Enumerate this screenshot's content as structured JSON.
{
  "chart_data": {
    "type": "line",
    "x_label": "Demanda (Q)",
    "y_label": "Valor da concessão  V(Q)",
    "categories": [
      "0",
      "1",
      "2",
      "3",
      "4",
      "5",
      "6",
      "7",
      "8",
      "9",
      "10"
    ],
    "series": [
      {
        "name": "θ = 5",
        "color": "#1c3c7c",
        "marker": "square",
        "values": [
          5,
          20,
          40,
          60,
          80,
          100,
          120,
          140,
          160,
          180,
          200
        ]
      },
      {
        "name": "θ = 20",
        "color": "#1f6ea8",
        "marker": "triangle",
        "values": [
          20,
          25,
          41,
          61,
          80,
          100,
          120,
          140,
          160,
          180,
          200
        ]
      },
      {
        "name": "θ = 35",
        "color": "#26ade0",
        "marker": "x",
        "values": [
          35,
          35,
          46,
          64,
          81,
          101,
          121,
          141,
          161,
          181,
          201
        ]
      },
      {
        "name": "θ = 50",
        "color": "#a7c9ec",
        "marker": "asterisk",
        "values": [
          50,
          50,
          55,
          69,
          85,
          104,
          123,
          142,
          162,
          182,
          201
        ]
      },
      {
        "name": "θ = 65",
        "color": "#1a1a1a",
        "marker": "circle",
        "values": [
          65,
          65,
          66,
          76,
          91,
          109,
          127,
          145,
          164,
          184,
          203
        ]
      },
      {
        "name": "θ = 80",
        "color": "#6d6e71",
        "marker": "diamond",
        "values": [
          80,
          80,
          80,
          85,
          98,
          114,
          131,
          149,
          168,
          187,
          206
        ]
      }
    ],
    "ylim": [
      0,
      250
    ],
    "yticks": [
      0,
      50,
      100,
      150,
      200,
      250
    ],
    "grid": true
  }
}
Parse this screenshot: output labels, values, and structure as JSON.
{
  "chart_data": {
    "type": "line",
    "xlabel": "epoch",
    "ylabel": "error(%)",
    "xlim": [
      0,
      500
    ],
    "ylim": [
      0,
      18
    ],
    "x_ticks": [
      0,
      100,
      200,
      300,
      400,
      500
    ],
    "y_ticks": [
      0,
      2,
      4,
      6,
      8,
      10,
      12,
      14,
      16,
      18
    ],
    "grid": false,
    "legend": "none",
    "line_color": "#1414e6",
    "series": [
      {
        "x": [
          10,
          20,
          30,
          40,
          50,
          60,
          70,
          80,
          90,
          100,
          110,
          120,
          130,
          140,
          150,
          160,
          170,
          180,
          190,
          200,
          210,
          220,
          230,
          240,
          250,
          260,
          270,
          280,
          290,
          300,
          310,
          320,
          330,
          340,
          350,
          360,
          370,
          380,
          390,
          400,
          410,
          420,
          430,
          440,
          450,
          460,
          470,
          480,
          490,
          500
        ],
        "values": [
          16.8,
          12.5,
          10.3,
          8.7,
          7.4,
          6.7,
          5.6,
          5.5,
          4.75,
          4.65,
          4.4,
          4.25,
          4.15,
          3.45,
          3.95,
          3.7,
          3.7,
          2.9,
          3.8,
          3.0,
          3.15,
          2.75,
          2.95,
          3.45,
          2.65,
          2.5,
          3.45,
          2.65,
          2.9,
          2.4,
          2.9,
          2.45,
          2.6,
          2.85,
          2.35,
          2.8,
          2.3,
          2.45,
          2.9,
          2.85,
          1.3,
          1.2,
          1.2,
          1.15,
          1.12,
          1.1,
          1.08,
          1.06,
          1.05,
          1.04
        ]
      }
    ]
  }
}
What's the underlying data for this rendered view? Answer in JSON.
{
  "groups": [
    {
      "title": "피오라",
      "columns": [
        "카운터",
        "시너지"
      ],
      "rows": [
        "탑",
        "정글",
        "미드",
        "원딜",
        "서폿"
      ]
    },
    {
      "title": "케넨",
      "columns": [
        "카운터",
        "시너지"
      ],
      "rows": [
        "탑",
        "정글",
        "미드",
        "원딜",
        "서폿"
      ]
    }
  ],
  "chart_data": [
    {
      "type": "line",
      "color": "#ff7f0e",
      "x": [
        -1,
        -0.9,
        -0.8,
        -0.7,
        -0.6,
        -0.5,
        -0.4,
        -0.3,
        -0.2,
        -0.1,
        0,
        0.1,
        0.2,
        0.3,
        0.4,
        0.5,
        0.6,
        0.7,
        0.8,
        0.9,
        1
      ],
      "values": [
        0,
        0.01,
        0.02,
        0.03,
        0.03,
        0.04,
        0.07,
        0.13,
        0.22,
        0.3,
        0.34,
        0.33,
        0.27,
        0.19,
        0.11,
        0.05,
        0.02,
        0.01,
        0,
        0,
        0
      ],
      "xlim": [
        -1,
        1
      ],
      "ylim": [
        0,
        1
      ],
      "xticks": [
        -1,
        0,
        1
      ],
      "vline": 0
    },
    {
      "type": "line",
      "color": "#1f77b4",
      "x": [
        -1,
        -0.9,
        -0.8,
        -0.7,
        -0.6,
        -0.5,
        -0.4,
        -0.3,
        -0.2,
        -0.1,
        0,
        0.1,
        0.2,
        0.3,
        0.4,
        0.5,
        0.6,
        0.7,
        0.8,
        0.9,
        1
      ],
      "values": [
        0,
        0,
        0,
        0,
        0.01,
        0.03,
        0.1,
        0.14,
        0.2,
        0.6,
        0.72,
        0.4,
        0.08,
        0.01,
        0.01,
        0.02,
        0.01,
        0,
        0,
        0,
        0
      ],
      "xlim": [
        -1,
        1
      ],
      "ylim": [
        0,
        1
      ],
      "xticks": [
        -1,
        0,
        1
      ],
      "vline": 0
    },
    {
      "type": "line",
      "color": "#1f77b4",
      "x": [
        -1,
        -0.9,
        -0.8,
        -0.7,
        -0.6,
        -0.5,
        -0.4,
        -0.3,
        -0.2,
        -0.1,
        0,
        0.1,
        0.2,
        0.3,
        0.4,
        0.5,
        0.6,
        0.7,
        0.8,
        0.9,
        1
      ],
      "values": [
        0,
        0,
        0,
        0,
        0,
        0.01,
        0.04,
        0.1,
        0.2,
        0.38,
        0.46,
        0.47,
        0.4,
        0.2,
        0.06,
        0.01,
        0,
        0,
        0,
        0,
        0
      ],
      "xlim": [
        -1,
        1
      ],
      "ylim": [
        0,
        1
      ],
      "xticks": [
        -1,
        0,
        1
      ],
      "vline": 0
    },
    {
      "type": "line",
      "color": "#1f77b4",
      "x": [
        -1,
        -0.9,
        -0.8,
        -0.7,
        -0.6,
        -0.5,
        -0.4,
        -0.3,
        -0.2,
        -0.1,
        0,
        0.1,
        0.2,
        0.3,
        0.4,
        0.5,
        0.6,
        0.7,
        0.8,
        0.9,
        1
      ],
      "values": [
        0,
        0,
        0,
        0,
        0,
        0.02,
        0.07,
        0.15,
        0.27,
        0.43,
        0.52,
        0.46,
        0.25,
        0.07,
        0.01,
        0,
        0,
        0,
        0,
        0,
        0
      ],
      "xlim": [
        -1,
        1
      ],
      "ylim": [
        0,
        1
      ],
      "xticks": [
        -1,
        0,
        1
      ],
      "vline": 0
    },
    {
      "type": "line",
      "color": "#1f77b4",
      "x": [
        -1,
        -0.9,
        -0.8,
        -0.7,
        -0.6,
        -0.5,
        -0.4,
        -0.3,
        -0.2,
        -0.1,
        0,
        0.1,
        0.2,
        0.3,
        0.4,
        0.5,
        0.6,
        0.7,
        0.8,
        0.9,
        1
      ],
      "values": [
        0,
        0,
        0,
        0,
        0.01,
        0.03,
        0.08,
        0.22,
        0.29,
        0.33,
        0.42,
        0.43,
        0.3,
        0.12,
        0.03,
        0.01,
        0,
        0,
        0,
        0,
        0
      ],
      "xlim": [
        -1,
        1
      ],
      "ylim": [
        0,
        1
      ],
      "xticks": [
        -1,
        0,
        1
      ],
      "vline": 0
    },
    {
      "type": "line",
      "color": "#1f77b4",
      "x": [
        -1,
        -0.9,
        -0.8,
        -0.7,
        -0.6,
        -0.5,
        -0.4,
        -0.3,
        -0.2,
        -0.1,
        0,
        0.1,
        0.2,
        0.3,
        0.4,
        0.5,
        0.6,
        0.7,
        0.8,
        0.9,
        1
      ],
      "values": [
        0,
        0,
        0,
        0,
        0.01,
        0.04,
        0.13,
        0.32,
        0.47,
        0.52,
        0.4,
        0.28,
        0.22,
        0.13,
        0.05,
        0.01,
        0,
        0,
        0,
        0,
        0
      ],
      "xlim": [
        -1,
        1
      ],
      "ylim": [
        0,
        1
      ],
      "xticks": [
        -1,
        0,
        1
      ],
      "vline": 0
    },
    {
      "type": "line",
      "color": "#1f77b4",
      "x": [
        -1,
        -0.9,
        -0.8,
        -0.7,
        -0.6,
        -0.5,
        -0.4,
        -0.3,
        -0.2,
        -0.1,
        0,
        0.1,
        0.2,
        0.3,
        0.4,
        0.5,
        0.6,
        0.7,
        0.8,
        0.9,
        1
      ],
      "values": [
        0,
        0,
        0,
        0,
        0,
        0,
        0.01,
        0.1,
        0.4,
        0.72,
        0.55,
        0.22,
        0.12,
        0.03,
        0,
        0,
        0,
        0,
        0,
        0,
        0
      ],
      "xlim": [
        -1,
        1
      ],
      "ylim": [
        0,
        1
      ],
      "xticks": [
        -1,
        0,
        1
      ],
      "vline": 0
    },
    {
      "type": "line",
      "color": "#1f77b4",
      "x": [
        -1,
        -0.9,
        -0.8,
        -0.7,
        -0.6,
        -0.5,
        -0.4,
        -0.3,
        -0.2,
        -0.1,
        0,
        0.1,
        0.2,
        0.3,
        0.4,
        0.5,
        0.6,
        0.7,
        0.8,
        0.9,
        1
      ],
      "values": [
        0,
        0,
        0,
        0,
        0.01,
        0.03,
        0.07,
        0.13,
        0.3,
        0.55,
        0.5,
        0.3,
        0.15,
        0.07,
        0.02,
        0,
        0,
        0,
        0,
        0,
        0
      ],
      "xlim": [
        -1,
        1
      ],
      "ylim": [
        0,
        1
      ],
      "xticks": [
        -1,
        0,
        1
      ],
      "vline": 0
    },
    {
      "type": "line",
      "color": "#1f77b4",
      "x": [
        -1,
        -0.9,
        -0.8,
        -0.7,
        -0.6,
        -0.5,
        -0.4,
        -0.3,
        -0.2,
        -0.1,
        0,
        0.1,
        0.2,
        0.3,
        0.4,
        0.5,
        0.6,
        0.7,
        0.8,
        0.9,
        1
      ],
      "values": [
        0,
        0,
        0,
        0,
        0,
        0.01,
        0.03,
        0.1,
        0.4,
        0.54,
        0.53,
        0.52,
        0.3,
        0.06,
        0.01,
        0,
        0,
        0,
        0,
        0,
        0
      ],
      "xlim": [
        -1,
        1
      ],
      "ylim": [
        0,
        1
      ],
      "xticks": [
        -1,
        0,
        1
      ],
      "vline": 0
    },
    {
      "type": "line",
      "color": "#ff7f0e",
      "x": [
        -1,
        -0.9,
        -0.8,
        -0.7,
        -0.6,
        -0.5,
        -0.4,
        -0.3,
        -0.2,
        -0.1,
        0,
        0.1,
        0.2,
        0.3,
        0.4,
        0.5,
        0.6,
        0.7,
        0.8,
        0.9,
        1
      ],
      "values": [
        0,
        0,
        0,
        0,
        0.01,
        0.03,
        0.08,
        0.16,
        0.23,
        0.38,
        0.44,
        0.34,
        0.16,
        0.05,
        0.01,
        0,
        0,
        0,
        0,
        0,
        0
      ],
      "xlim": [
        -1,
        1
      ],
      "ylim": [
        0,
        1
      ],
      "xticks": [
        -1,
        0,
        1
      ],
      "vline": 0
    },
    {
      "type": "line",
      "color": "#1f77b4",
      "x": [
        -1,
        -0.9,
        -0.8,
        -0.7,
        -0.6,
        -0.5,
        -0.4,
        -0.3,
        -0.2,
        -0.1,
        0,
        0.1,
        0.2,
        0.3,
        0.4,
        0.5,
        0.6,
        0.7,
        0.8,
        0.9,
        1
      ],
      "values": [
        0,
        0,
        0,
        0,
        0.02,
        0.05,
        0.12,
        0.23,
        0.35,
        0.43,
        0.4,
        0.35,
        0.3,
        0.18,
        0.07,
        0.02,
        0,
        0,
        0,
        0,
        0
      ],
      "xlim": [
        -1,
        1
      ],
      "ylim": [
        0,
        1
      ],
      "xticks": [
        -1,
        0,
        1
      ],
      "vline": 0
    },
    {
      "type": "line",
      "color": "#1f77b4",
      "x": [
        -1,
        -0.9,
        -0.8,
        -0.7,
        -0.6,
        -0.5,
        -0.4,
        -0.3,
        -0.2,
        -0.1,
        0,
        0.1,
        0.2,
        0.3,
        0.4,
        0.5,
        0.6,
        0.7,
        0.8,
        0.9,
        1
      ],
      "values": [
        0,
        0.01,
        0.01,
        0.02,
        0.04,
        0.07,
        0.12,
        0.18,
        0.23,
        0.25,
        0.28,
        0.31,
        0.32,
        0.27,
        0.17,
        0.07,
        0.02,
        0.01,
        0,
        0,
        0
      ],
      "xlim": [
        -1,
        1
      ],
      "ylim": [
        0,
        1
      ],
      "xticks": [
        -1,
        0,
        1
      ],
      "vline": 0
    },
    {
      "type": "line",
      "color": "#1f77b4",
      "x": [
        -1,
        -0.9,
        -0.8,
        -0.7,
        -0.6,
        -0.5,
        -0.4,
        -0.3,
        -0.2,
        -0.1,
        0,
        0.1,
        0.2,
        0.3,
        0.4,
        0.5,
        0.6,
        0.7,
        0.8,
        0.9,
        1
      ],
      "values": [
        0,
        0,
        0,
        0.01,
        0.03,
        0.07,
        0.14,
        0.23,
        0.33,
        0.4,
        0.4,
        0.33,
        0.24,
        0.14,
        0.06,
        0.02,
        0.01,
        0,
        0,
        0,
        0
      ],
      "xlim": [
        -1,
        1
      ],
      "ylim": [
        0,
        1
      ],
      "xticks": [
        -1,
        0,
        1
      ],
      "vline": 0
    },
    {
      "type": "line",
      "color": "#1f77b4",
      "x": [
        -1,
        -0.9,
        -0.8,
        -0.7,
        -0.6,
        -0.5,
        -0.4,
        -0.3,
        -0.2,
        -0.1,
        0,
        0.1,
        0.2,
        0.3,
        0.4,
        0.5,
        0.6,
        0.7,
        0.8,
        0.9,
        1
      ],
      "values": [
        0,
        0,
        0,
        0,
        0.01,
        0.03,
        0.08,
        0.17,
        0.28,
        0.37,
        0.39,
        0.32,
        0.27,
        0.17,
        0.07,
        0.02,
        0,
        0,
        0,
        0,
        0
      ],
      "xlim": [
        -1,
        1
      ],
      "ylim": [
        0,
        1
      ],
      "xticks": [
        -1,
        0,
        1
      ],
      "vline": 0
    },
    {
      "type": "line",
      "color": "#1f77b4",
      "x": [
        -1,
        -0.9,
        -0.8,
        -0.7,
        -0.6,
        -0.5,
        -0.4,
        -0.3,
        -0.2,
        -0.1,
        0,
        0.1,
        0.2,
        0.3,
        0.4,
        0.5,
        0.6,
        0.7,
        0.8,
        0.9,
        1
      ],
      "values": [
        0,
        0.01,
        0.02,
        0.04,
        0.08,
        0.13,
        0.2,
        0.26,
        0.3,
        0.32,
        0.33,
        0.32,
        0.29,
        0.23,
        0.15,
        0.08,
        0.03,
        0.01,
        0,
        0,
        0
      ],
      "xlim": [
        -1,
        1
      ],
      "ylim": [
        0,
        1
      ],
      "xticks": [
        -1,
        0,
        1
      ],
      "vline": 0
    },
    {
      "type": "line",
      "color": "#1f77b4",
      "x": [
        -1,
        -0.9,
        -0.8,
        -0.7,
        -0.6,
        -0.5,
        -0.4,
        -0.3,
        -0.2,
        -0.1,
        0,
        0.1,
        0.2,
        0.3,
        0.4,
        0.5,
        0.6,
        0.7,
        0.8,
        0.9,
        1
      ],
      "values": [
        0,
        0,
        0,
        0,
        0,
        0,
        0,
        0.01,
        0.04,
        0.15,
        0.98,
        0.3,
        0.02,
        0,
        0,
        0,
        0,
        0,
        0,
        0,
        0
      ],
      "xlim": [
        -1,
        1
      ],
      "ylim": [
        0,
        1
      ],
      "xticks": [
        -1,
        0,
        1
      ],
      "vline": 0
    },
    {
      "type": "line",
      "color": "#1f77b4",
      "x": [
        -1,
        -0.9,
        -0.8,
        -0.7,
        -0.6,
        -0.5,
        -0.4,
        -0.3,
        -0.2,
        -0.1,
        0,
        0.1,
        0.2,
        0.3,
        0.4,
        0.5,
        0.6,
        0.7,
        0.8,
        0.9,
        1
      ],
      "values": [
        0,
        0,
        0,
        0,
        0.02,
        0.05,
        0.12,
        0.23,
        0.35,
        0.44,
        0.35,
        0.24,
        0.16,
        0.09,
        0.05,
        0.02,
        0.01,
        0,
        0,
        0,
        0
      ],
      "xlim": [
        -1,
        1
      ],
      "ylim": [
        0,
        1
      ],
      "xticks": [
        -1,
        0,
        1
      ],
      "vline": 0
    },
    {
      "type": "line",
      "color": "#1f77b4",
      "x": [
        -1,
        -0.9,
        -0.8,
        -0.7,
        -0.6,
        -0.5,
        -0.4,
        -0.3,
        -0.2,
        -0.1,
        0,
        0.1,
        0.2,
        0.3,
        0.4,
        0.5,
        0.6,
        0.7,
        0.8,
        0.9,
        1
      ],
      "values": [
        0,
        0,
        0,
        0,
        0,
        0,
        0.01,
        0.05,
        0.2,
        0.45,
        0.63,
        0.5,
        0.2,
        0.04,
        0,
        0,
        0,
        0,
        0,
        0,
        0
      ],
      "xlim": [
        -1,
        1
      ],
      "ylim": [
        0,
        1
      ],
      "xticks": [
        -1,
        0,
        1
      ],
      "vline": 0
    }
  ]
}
== == ==
**Request:** Only lines with the string "screenshot" belong in your answer; copy each one.

**Reply to the task:**
Enumerate this screenshot's content as structured JSON.
Parse this screenshot: output labels, values, and structure as JSON.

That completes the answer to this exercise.